DATA TO USE
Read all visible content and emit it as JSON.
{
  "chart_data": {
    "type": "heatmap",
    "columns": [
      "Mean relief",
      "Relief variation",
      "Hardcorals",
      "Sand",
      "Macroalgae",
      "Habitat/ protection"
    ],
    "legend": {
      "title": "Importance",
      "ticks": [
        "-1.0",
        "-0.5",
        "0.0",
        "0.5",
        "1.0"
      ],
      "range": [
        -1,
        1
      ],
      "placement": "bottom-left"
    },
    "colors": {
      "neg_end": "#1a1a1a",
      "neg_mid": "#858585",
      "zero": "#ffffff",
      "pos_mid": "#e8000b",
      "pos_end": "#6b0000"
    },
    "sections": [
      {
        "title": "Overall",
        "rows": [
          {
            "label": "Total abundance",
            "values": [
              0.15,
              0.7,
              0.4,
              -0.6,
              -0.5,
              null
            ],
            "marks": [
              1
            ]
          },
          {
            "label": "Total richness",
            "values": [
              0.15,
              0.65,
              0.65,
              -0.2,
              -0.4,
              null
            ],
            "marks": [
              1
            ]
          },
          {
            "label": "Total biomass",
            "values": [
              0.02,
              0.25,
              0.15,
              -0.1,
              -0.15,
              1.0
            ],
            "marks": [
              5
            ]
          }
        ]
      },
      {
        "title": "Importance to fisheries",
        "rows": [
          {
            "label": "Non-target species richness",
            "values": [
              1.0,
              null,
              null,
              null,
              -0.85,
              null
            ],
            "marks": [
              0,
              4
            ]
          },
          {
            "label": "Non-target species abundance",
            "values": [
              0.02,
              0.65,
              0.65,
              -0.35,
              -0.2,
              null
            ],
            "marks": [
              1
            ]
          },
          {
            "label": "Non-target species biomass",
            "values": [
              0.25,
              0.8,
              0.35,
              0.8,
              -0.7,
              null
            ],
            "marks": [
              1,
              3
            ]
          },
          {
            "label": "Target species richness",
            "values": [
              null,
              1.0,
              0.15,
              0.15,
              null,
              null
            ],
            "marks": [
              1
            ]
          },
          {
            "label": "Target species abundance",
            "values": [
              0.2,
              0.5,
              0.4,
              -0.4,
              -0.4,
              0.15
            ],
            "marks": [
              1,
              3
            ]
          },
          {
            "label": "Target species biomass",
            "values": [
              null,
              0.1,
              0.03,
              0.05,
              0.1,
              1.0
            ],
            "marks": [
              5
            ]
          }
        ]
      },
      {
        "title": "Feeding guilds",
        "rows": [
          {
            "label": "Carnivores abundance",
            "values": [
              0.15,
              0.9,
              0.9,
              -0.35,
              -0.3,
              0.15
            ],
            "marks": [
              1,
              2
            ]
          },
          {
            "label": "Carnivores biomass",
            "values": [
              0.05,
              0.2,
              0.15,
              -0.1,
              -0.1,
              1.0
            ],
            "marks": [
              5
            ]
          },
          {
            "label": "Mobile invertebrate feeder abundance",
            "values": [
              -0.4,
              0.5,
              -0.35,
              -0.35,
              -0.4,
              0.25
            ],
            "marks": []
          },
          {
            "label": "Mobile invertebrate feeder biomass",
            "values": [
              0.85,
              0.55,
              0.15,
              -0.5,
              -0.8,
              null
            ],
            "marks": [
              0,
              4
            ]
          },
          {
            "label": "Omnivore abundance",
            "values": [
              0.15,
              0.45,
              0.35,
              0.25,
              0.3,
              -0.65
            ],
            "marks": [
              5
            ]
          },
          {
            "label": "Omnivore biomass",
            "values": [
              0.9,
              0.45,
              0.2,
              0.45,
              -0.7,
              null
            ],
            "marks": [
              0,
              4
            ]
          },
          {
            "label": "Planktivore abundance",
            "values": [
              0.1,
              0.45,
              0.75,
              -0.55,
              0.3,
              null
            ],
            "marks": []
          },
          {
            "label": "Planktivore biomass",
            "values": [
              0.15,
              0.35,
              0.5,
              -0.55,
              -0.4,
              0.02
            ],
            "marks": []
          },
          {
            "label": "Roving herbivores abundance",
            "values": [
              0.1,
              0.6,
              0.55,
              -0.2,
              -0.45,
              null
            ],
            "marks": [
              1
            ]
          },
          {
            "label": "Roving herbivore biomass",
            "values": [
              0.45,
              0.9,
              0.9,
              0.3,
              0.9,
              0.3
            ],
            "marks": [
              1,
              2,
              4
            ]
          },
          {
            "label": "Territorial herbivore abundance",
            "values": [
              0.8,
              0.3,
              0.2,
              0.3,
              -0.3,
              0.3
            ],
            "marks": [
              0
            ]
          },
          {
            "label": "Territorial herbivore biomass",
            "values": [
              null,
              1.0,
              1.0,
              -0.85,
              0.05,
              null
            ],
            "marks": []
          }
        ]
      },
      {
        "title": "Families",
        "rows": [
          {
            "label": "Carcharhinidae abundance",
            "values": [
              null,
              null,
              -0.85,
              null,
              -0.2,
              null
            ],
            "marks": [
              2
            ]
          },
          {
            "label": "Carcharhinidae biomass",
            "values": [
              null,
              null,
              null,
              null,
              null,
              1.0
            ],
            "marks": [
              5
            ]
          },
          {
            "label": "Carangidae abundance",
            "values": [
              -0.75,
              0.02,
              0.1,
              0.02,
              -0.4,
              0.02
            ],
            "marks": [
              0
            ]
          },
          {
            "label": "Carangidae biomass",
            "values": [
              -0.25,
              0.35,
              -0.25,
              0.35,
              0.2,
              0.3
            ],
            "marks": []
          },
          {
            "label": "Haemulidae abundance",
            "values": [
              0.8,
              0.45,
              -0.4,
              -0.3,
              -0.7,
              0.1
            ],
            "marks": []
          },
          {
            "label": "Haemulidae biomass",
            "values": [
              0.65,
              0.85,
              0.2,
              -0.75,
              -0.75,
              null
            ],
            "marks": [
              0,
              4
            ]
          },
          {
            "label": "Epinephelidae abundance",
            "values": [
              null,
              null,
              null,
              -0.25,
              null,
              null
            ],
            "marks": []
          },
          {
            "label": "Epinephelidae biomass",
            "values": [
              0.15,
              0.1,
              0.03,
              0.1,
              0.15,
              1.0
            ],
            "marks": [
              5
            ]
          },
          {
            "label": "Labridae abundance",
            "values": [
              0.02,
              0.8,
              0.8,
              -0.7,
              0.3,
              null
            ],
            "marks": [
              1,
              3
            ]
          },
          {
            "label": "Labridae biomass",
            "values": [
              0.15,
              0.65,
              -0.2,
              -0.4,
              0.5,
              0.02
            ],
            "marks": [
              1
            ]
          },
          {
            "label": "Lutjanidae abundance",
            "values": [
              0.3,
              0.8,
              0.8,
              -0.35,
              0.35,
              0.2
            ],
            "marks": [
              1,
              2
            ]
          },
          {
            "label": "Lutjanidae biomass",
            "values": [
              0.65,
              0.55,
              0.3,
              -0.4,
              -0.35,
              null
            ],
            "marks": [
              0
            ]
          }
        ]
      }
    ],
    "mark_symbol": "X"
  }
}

TASK STATEMENT
Search the data for the word "feeder" and copy each line where it appears.

EXERCISE ANSWER
            "label": "Mobile invertebrate feeder abundance",
            "label": "Mobile invertebrate feeder biomass",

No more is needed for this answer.